» Written request
What lines of the data include the string "screenshot"? Copy them all.

Records from a data collection:
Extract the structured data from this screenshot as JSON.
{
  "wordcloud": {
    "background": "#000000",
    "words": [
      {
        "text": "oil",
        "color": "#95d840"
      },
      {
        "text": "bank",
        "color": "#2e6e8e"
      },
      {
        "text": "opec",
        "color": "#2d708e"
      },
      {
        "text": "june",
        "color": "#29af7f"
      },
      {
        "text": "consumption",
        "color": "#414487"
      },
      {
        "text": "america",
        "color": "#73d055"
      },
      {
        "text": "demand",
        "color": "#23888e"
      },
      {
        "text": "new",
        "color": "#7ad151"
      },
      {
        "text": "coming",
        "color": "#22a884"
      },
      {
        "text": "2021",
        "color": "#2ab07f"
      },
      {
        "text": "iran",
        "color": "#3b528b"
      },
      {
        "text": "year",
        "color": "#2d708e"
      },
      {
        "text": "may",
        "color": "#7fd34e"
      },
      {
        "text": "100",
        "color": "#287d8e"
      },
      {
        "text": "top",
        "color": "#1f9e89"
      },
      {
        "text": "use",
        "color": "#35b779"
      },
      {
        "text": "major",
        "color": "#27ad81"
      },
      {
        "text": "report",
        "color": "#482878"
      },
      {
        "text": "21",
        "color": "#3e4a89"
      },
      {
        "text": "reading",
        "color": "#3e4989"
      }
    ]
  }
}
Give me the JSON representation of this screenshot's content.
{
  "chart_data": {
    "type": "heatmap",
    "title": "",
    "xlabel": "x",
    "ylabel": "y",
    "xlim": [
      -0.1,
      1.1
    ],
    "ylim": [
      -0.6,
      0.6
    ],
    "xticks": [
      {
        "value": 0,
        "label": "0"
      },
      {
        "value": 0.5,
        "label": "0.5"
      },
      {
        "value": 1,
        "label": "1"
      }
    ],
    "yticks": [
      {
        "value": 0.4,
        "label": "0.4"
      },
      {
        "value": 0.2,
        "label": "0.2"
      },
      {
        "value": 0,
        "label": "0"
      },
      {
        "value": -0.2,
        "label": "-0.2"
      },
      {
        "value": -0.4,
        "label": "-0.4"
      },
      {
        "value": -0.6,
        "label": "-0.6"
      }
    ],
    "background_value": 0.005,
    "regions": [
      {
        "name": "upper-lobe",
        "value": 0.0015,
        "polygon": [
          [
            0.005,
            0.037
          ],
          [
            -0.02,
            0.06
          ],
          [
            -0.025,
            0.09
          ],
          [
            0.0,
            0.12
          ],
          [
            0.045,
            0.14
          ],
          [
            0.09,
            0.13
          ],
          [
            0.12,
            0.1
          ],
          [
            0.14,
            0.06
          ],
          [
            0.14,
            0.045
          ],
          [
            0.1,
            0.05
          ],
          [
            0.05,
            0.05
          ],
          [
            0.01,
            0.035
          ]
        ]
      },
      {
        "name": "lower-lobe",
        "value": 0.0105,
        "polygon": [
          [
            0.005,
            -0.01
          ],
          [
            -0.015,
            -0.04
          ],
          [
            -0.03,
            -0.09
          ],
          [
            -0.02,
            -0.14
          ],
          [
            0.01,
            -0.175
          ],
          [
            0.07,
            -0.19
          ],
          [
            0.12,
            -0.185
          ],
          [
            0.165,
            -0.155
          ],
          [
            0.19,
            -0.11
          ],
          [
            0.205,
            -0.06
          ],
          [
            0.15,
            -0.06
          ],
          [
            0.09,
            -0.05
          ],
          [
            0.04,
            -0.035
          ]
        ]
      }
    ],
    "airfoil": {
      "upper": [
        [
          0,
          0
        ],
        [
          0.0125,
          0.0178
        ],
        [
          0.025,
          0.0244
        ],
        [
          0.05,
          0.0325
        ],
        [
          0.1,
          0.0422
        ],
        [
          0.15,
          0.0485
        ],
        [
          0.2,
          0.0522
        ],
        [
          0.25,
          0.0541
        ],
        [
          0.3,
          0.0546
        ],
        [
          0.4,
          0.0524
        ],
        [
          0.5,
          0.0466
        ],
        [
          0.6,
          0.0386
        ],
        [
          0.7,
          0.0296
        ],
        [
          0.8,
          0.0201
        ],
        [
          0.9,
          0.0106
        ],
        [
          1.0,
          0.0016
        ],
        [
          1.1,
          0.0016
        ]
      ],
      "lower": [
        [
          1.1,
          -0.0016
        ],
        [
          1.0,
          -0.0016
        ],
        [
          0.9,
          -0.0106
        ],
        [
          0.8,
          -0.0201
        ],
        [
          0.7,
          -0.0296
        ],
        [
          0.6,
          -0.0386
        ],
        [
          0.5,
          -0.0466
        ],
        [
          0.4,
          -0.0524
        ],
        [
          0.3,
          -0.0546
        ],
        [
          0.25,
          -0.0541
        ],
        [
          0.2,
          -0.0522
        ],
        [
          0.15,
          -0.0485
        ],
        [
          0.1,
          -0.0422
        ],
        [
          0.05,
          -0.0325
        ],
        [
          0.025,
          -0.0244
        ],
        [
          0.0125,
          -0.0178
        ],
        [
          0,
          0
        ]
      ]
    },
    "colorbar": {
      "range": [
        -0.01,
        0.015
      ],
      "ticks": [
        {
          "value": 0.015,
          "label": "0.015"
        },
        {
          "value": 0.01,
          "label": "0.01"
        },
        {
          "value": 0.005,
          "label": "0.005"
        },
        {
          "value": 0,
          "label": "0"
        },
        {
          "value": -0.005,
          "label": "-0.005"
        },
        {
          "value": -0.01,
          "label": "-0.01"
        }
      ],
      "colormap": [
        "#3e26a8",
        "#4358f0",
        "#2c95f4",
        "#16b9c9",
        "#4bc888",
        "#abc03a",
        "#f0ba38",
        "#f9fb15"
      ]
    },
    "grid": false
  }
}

» Response to this task
Extract the structured data from this screenshot as JSON.
Give me the JSON representation of this screenshot's content.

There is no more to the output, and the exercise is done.